══ EXERCISE INPUTS
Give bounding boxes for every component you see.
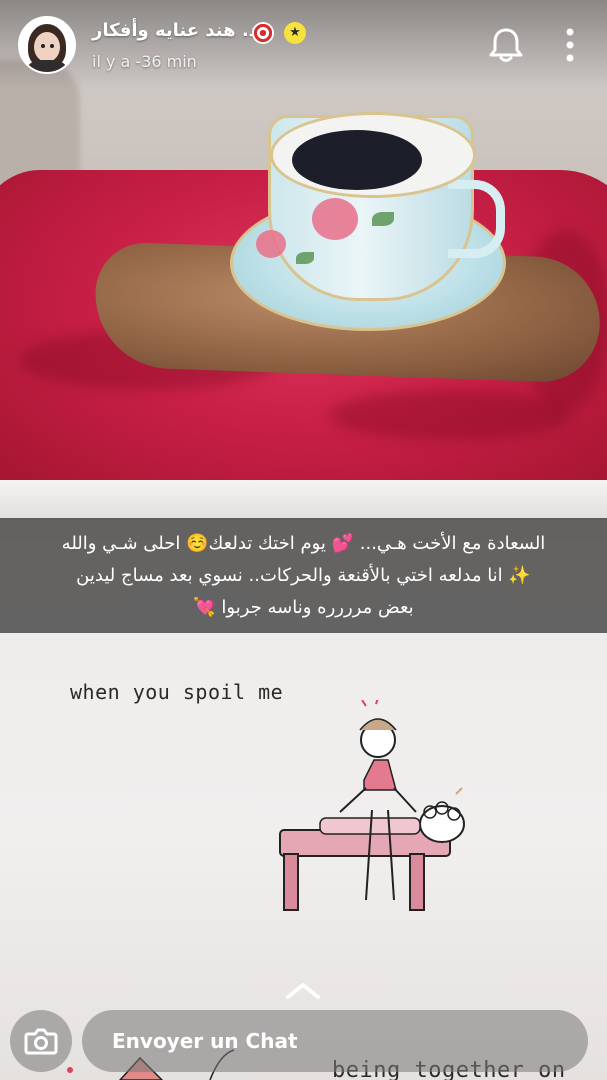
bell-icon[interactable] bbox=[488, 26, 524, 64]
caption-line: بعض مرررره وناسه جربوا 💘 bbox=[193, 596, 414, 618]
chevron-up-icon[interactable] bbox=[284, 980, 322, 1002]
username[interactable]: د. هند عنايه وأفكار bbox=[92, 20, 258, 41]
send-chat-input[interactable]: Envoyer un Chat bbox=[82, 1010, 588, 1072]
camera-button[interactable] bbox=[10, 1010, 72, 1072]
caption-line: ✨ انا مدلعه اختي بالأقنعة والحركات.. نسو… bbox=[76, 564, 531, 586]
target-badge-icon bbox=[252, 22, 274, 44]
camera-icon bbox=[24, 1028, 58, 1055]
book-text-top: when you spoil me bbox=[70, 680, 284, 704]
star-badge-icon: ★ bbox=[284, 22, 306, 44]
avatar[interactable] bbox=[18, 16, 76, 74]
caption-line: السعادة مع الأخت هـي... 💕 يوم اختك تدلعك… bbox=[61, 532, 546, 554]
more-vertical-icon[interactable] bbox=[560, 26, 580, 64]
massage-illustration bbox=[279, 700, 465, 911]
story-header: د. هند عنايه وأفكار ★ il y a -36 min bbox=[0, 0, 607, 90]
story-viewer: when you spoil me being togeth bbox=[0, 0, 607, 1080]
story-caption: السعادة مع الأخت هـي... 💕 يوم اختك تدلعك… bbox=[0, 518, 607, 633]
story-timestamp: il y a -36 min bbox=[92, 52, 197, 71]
════
══ EXERCISE INPUTS
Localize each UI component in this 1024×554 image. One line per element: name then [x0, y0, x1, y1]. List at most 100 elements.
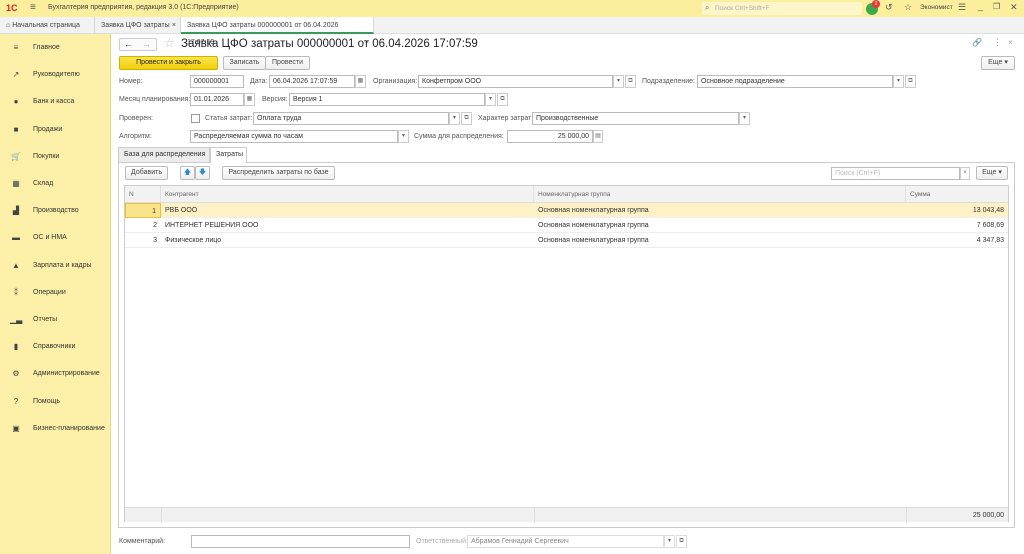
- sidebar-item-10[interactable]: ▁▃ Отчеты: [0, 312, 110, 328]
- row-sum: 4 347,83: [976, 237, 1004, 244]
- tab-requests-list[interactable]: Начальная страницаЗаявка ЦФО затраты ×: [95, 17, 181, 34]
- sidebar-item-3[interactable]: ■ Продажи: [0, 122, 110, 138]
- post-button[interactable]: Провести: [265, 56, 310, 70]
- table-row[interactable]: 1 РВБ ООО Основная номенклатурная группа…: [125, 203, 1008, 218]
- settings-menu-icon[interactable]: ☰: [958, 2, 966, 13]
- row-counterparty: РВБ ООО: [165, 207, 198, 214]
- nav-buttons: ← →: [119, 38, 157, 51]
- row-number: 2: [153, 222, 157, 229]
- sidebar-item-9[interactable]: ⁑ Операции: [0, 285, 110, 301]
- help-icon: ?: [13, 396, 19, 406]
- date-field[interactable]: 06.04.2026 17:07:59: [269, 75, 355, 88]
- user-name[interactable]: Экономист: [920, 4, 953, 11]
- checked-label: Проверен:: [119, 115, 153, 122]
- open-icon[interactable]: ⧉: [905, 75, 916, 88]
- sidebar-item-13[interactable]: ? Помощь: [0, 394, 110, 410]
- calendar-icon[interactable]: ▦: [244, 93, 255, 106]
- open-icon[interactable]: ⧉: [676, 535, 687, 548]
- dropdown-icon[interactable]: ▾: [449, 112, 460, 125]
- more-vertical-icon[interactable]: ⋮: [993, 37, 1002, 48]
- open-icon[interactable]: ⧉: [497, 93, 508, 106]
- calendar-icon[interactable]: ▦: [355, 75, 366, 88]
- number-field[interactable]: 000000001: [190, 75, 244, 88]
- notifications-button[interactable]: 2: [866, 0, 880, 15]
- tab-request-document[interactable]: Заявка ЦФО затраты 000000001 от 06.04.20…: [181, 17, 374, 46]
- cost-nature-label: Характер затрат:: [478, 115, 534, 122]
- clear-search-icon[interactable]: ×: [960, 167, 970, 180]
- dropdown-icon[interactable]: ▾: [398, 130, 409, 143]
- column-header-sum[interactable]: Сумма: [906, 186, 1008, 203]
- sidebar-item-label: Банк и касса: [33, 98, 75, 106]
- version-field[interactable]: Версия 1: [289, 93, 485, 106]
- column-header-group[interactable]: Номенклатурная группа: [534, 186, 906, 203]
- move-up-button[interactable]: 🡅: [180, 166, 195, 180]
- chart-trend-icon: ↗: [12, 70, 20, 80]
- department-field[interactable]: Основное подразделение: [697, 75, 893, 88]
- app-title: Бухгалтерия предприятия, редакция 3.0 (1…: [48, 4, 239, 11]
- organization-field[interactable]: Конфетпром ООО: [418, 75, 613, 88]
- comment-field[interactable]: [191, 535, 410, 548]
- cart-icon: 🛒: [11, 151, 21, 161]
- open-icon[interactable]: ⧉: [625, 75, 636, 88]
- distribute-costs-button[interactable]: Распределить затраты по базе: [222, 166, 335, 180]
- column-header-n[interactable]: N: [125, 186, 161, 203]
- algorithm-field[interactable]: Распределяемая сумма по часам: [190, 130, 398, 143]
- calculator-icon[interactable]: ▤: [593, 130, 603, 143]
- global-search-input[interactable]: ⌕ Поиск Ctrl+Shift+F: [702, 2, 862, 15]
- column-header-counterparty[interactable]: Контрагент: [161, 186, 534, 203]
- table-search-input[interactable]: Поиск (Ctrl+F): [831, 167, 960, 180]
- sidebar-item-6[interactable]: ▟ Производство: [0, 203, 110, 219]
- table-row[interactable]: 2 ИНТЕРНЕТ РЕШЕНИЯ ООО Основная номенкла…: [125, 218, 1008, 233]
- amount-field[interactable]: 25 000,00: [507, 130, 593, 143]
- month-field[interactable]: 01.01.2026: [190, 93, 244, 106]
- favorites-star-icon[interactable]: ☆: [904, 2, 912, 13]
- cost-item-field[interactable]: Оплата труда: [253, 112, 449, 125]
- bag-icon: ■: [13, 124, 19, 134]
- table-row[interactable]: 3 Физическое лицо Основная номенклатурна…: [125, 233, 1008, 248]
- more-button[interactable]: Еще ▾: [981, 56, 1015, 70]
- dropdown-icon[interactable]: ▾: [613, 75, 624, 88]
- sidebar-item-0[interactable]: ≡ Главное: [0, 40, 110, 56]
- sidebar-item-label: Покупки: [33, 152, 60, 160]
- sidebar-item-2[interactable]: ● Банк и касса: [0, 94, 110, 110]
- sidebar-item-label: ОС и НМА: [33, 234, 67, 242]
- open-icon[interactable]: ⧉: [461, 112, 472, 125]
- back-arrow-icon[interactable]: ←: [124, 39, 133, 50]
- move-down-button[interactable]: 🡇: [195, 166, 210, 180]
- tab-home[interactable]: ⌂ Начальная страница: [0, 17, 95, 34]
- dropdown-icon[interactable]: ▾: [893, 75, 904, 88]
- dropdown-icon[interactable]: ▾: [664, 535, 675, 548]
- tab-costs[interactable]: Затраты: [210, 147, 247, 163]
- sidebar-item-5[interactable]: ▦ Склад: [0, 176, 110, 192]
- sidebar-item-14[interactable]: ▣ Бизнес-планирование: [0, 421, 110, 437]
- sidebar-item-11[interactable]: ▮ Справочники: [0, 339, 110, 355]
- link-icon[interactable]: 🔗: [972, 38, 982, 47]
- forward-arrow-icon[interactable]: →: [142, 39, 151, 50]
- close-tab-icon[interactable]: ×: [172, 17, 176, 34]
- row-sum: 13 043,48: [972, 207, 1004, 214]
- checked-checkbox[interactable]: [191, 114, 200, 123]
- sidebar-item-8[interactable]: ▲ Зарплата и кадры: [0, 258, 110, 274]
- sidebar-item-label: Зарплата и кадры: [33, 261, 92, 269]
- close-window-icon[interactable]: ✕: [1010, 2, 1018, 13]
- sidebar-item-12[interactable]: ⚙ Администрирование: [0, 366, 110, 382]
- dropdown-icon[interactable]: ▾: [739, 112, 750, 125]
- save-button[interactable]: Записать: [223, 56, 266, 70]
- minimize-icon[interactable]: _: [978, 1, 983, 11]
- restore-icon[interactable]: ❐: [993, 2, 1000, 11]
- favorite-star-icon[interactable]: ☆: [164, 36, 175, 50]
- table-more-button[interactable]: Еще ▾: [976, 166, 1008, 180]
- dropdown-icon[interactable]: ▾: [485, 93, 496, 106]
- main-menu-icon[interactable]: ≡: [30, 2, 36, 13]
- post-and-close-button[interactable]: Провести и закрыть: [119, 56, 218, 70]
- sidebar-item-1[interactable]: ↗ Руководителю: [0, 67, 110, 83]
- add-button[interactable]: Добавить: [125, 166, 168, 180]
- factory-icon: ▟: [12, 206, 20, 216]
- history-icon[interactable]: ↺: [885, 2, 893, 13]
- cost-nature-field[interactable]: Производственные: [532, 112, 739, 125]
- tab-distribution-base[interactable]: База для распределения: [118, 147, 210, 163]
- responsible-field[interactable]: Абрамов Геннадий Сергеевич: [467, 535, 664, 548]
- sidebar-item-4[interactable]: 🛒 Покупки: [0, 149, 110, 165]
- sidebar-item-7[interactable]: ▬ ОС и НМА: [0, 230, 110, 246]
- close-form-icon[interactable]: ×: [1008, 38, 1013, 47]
════
══ EXERCISE INPUTS
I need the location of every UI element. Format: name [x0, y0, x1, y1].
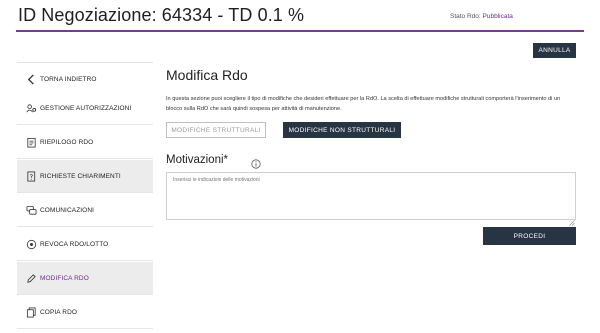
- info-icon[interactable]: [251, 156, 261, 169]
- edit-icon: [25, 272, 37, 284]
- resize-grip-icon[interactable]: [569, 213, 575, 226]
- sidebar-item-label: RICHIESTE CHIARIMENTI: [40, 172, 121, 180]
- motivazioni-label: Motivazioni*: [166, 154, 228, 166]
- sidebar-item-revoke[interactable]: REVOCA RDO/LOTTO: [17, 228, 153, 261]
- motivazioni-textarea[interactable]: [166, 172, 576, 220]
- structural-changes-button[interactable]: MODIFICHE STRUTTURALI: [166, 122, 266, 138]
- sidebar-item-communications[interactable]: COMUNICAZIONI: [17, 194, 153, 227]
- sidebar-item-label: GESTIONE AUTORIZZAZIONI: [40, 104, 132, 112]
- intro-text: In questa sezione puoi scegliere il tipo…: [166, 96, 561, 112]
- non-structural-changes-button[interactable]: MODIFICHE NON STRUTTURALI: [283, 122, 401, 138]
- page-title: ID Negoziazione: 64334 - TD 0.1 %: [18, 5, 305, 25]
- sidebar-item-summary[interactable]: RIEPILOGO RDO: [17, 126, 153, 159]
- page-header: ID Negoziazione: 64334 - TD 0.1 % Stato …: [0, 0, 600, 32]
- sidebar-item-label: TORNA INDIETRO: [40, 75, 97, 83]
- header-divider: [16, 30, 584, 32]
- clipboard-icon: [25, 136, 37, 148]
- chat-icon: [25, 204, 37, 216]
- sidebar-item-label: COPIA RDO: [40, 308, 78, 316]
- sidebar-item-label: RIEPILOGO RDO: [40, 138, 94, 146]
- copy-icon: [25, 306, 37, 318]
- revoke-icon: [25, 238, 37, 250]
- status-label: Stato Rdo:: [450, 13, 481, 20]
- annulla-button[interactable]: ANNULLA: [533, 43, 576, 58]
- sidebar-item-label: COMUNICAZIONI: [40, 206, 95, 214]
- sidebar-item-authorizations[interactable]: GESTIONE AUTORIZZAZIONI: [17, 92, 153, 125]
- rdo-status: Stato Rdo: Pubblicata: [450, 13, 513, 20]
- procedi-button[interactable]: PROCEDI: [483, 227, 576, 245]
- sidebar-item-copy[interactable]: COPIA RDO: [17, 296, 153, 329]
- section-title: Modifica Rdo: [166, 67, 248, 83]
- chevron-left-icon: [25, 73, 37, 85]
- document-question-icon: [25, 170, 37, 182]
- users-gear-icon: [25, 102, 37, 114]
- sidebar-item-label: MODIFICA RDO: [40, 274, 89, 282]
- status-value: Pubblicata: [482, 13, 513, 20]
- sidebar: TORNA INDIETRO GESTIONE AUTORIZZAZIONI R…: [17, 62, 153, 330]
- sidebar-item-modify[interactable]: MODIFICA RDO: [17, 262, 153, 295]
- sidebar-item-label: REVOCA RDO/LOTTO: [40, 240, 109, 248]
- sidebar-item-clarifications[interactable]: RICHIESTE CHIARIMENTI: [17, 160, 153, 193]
════
Swap every "sidebar-item-label" for "sidebar-label" in the rows from the line with "- info-icon[interactable]: [251, 156, 261, 169]" to the line with "- clipboard-icon: [25, 136, 37, 148]", and give only those lines again with nothing else changed.

◆ **OUTPUT OF THE EXERCISE**:
- info-icon[interactable]: [251, 156, 261, 169]
- edit-icon: [25, 272, 37, 284]
- resize-grip-icon[interactable]: [569, 213, 575, 226]
- sidebar-label: RICHIESTE CHIARIMENTI: [40, 172, 121, 180]
- motivazioni-label: Motivazioni*: [166, 154, 228, 166]
- sidebar-item-revoke[interactable]: REVOCA RDO/LOTTO: [17, 228, 153, 261]
- motivazioni-textarea[interactable]: [166, 172, 576, 220]
- structural-changes-button[interactable]: MODIFICHE STRUTTURALI: [166, 122, 266, 138]
- sidebar-item-communications[interactable]: COMUNICAZIONI: [17, 194, 153, 227]
- sidebar-label: GESTIONE AUTORIZZAZIONI: [40, 104, 132, 112]
- intro-text: In questa sezione puoi scegliere il tipo…: [166, 96, 561, 112]
- non-structural-changes-button[interactable]: MODIFICHE NON STRUTTURALI: [283, 122, 401, 138]
- page-title: ID Negoziazione: 64334 - TD 0.1 %: [18, 5, 305, 25]
- sidebar-item-summary[interactable]: RIEPILOGO RDO: [17, 126, 153, 159]
- page-header: ID Negoziazione: 64334 - TD 0.1 % Stato …: [0, 0, 600, 32]
- sidebar-label: TORNA INDIETRO: [40, 75, 97, 83]
- header-divider: [16, 30, 584, 32]
- clipboard-icon: [25, 136, 37, 148]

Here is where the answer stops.